▸ **The problem**
Look through the data below. Collect every line where the word "power" occurs.

▸ **Records for this exercise**
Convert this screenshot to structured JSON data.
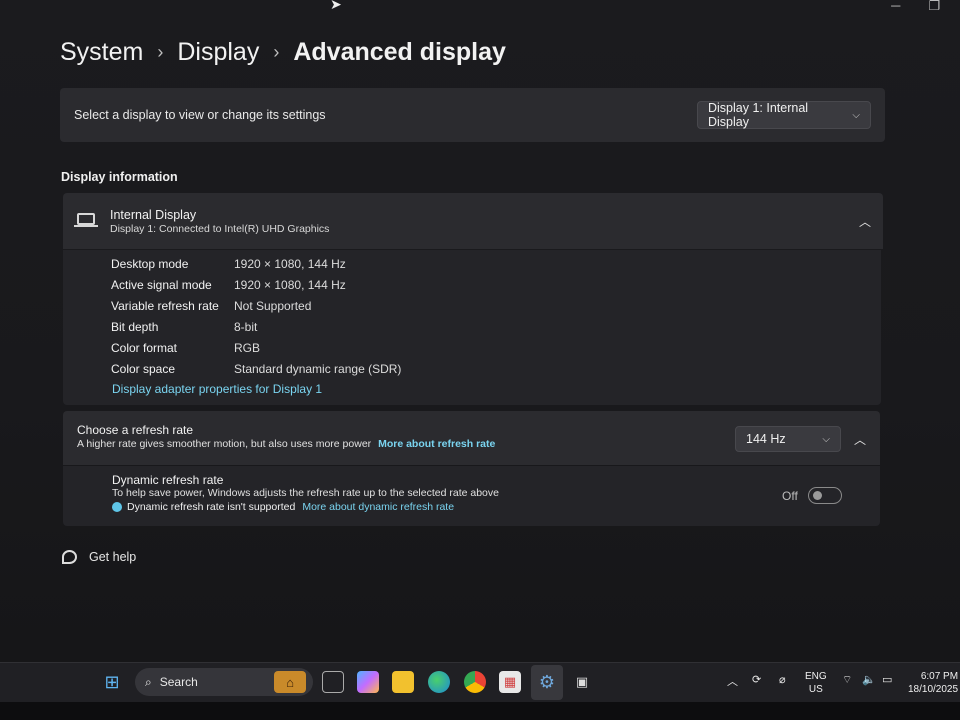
{
  "breadcrumb": {
    "part1": "System",
    "part2": "Display",
    "part3": "Advanced display",
    "sep": "›"
  },
  "display_select": {
    "label": "Select a display to view or change its settings",
    "value": "Display 1: Internal Display"
  },
  "section_title": "Display information",
  "display_info": {
    "name": "Internal Display",
    "connection": "Display 1: Connected to Intel(R) UHD Graphics",
    "rows": [
      {
        "key": "Desktop mode",
        "value": "1920 × 1080, 144 Hz"
      },
      {
        "key": "Active signal mode",
        "value": "1920 × 1080, 144 Hz"
      },
      {
        "key": "Variable refresh rate",
        "value": "Not Supported"
      },
      {
        "key": "Bit depth",
        "value": "8-bit"
      },
      {
        "key": "Color format",
        "value": "RGB"
      },
      {
        "key": "Color space",
        "value": "Standard dynamic range (SDR)"
      }
    ],
    "adapter_link": "Display adapter properties for Display 1"
  },
  "refresh_rate": {
    "title": "Choose a refresh rate",
    "desc": "A higher rate gives smoother motion, but also uses more power",
    "link": "More about refresh rate",
    "value": "144 Hz"
  },
  "dynamic_refresh": {
    "title": "Dynamic refresh rate",
    "desc": "To help save power, Windows adjusts the refresh rate up to the selected rate above",
    "note": "Dynamic refresh rate isn't supported",
    "link": "More about dynamic refresh rate",
    "toggle_label": "Off",
    "enabled": false
  },
  "help": {
    "label": "Get help"
  },
  "taskbar": {
    "search_label": "Search",
    "lang_line1": "ENG",
    "lang_line2": "US",
    "time": "6:07 PM",
    "date": "18/10/2025"
  },
  "colors": {
    "accent_link": "#7ad4f0",
    "card": "#2b2b2f",
    "background": "#1b1b1e"
  }
}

▸ **Problem solution**
    "desc": "A higher rate gives smoother motion, but also uses more power",
    "desc": "To help save power, Windows adjusts the refresh rate up to the selected rate above",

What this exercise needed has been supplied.